Omit all pictures and give the records below again exactly as written.

════════════════

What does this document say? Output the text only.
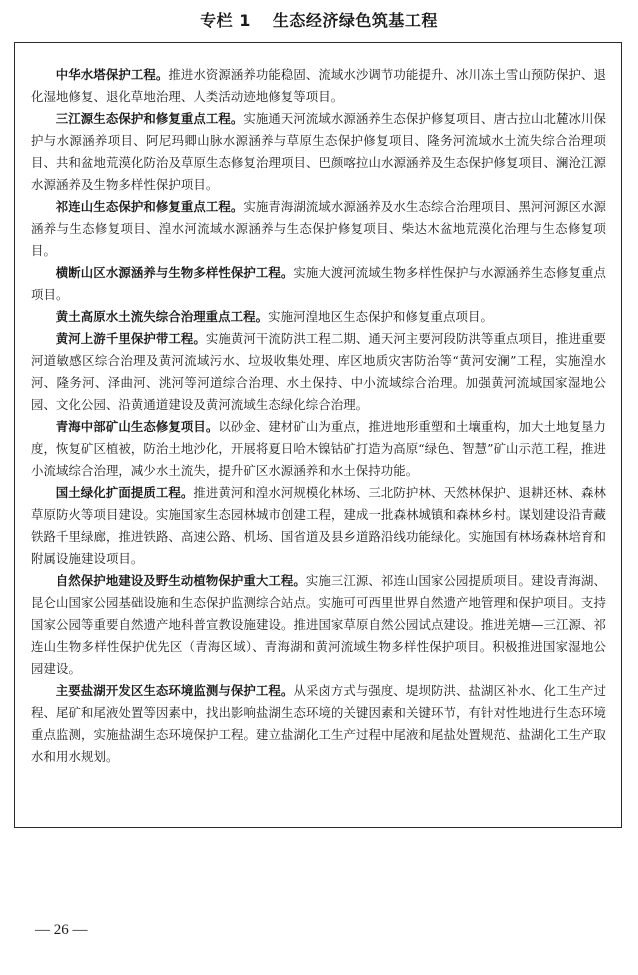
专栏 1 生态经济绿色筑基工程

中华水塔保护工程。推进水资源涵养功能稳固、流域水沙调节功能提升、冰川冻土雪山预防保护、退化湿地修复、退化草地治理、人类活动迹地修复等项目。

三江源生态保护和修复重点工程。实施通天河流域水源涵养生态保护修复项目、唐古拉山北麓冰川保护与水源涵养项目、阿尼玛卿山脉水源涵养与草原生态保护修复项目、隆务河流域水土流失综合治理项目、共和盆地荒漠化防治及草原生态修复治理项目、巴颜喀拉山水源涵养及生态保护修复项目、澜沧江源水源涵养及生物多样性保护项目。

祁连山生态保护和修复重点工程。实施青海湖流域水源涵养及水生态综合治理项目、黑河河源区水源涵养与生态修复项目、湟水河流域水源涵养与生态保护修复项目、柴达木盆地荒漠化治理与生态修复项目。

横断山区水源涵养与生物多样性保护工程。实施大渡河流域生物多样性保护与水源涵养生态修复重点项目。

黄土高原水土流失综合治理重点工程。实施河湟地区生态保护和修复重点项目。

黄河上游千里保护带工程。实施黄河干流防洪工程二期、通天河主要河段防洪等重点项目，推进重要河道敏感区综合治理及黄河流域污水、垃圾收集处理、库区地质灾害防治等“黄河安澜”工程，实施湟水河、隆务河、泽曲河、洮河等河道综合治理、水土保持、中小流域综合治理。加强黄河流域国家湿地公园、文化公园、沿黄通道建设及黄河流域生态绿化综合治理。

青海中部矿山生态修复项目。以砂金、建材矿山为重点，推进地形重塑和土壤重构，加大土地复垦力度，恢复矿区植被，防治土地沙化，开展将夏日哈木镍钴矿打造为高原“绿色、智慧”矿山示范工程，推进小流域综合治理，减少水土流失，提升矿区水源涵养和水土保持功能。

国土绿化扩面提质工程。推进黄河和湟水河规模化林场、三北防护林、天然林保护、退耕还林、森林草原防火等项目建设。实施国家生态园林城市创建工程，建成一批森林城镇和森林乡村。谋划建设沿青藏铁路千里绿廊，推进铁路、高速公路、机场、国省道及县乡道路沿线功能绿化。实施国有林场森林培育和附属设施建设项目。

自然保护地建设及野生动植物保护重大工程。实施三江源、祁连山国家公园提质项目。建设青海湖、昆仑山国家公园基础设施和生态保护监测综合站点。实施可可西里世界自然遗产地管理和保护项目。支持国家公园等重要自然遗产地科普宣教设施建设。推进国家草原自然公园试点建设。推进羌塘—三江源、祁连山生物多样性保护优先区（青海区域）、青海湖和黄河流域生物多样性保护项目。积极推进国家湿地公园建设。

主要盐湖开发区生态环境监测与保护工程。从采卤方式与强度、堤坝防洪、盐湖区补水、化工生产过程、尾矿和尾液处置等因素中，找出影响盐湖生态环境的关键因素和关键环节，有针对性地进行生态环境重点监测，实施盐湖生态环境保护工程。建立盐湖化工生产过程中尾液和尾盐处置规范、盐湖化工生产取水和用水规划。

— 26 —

════════════════

*REPLY TO THE EXERCISE:*
What does this document say? Output the text only.
专栏 1 生态经济绿色筑基工程

中华水塔保护工程。推进水资源涵养功能稳固、流域水沙调节功能提升、冰川冻土雪山预防保护、退化湿地修复、退化草地治理、人类活动迹地修复等项目。

三江源生态保护和修复重点工程。实施通天河流域水源涵养生态保护修复项目、唐古拉山北麓冰川保护与水源涵养项目、阿尼玛卿山脉水源涵养与草原生态保护修复项目、隆务河流域水土流失综合治理项目、共和盆地荒漠化防治及草原生态修复治理项目、巴颜喀拉山水源涵养及生态保护修复项目、澜沧江源水源涵养及生物多样性保护项目。

祁连山生态保护和修复重点工程。实施青海湖流域水源涵养及水生态综合治理项目、黑河河源区水源涵养与生态修复项目、湟水河流域水源涵养与生态保护修复项目、柴达木盆地荒漠化治理与生态修复项目。

横断山区水源涵养与生物多样性保护工程。实施大渡河流域生物多样性保护与水源涵养生态修复重点项目。

黄土高原水土流失综合治理重点工程。实施河湟地区生态保护和修复重点项目。

黄河上游千里保护带工程。实施黄河干流防洪工程二期、通天河主要河段防洪等重点项目，推进重要河道敏感区综合治理及黄河流域污水、垃圾收集处理、库区地质灾害防治等“黄河安澜”工程，实施湟水河、隆务河、泽曲河、洮河等河道综合治理、水土保持、中小流域综合治理。加强黄河流域国家湿地公园、文化公园、沿黄通道建设及黄河流域生态绿化综合治理。

青海中部矿山生态修复项目。以砂金、建材矿山为重点，推进地形重塑和土壤重构，加大土地复垦力度，恢复矿区植被，防治土地沙化，开展将夏日哈木镍钴矿打造为高原“绿色、智慧”矿山示范工程，推进小流域综合治理，减少水土流失，提升矿区水源涵养和水土保持功能。

国土绿化扩面提质工程。推进黄河和湟水河规模化林场、三北防护林、天然林保护、退耕还林、森林草原防火等项目建设。实施国家生态园林城市创建工程，建成一批森林城镇和森林乡村。谋划建设沿青藏铁路千里绿廊，推进铁路、高速公路、机场、国省道及县乡道路沿线功能绿化。实施国有林场森林培育和附属设施建设项目。

自然保护地建设及野生动植物保护重大工程。实施三江源、祁连山国家公园提质项目。建设青海湖、昆仑山国家公园基础设施和生态保护监测综合站点。实施可可西里世界自然遗产地管理和保护项目。支持国家公园等重要自然遗产地科普宣教设施建设。推进国家草原自然公园试点建设。推进羌塘—三江源、祁连山生物多样性保护优先区（青海区域）、青海湖和黄河流域生物多样性保护项目。积极推进国家湿地公园建设。

主要盐湖开发区生态环境监测与保护工程。从采卤方式与强度、堤坝防洪、盐湖区补水、化工生产过程、尾矿和尾液处置等因素中，找出影响盐湖生态环境的关键因素和关键环节，有针对性地进行生态环境重点监测，实施盐湖生态环境保护工程。建立盐湖化工生产过程中尾液和尾盐处置规范、盐湖化工生产取水和用水规划。

— 26 —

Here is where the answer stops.